▶ [DATA LINES]:
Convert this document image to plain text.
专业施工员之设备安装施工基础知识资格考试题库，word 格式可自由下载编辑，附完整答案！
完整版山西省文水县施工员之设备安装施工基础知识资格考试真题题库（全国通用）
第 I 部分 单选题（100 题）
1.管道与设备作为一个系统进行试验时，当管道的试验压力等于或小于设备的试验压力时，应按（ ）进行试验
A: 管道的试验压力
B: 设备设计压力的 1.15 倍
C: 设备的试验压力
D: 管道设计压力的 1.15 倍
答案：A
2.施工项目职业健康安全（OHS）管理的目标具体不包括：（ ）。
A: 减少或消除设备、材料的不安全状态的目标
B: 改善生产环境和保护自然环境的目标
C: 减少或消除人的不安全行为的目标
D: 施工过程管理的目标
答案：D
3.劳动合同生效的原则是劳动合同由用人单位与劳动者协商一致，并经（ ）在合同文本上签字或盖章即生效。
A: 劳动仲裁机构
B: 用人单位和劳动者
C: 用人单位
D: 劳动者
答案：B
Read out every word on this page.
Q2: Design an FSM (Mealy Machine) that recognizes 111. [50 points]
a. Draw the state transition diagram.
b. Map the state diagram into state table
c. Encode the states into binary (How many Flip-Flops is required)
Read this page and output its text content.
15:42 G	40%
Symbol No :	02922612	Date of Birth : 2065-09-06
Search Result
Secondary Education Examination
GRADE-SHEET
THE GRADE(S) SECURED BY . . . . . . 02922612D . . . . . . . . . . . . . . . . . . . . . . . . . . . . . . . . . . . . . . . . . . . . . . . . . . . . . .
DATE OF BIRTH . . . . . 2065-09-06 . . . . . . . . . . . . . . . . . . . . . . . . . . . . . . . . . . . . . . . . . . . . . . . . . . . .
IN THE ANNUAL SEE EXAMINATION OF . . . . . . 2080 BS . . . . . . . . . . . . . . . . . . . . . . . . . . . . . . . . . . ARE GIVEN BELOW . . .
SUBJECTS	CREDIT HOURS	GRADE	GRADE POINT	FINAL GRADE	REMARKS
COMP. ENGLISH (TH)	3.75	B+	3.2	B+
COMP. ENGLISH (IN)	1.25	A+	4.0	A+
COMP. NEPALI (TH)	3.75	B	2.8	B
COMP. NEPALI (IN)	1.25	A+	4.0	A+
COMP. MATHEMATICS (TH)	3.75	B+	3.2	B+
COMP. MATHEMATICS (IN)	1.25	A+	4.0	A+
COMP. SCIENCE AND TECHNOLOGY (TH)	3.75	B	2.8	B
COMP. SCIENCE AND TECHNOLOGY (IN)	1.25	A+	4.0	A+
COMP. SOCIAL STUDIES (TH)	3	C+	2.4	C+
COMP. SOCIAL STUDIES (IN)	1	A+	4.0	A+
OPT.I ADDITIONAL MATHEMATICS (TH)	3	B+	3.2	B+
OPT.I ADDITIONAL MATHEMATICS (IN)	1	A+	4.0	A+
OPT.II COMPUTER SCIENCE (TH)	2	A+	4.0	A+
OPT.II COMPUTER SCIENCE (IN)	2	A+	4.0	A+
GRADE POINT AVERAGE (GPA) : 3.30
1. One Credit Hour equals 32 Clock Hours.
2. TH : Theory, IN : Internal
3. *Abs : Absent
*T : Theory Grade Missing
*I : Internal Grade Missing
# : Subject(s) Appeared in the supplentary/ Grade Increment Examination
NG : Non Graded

▶ [SHORT PROBLEM]: Your task is to repeat every line exactly.

▶ [SOLUTION]:
Convert this document image to plain text.
专业施工员之设备安装施工基础知识资格考试题库，word 格式可自由下载编辑，附完整答案！
完整版山西省文水县施工员之设备安装施工基础知识资格考试真题题库（全国通用）
第 I 部分 单选题（100 题）
1.管道与设备作为一个系统进行试验时，当管道的试验压力等于或小于设备的试验压力时，应按（ ）进行试验
A: 管道的试验压力
B: 设备设计压力的 1.15 倍
C: 设备的试验压力
D: 管道设计压力的 1.15 倍
答案：A
2.施工项目职业健康安全（OHS）管理的目标具体不包括：（ ）。
A: 减少或消除设备、材料的不安全状态的目标
B: 改善生产环境和保护自然环境的目标
C: 减少或消除人的不安全行为的目标
D: 施工过程管理的目标
答案：D
3.劳动合同生效的原则是劳动合同由用人单位与劳动者协商一致，并经（ ）在合同文本上签字或盖章即生效。
A: 劳动仲裁机构
B: 用人单位和劳动者
C: 用人单位
D: 劳动者
答案：B
Read out every word on this page.
Q2: Design an FSM (Mealy Machine) that recognizes 111. [50 points]
a. Draw the state transition diagram.
b. Map the state diagram into state table
c. Encode the states into binary (How many Flip-Flops is required)
Read this page and output its text content.
15:42 G	40%
Symbol No :	02922612	Date of Birth : 2065-09-06
Search Result
Secondary Education Examination
GRADE-SHEET
THE GRADE(S) SECURED BY . . . . . . 02922612D . . . . . . . . . . . . . . . . . . . . . . . . . . . . . . . . . . . . . . . . . . . . . . . . . . . . . .
DATE OF BIRTH . . . . . 2065-09-06 . . . . . . . . . . . . . . . . . . . . . . . . . . . . . . . . . . . . . . . . . . . . . . . . . . . .
IN THE ANNUAL SEE EXAMINATION OF . . . . . . 2080 BS . . . . . . . . . . . . . . . . . . . . . . . . . . . . . . . . . . ARE GIVEN BELOW . . .
SUBJECTS	CREDIT HOURS	GRADE	GRADE POINT	FINAL GRADE	REMARKS
COMP. ENGLISH (TH)	3.75	B+	3.2	B+
COMP. ENGLISH (IN)	1.25	A+	4.0	A+
COMP. NEPALI (TH)	3.75	B	2.8	B
COMP. NEPALI (IN)	1.25	A+	4.0	A+
COMP. MATHEMATICS (TH)	3.75	B+	3.2	B+
COMP. MATHEMATICS (IN)	1.25	A+	4.0	A+
COMP. SCIENCE AND TECHNOLOGY (TH)	3.75	B	2.8	B
COMP. SCIENCE AND TECHNOLOGY (IN)	1.25	A+	4.0	A+
COMP. SOCIAL STUDIES (TH)	3	C+	2.4	C+
COMP. SOCIAL STUDIES (IN)	1	A+	4.0	A+
OPT.I ADDITIONAL MATHEMATICS (TH)	3	B+	3.2	B+
OPT.I ADDITIONAL MATHEMATICS (IN)	1	A+	4.0	A+
OPT.II COMPUTER SCIENCE (TH)	2	A+	4.0	A+
OPT.II COMPUTER SCIENCE (IN)	2	A+	4.0	A+
GRADE POINT AVERAGE (GPA) : 3.30
1. One Credit Hour equals 32 Clock Hours.
2. TH : Theory, IN : Internal
3. *Abs : Absent
*T : Theory Grade Missing
*I : Internal Grade Missing
# : Subject(s) Appeared in the supplentary/ Grade Increment Examination
NG : Non Graded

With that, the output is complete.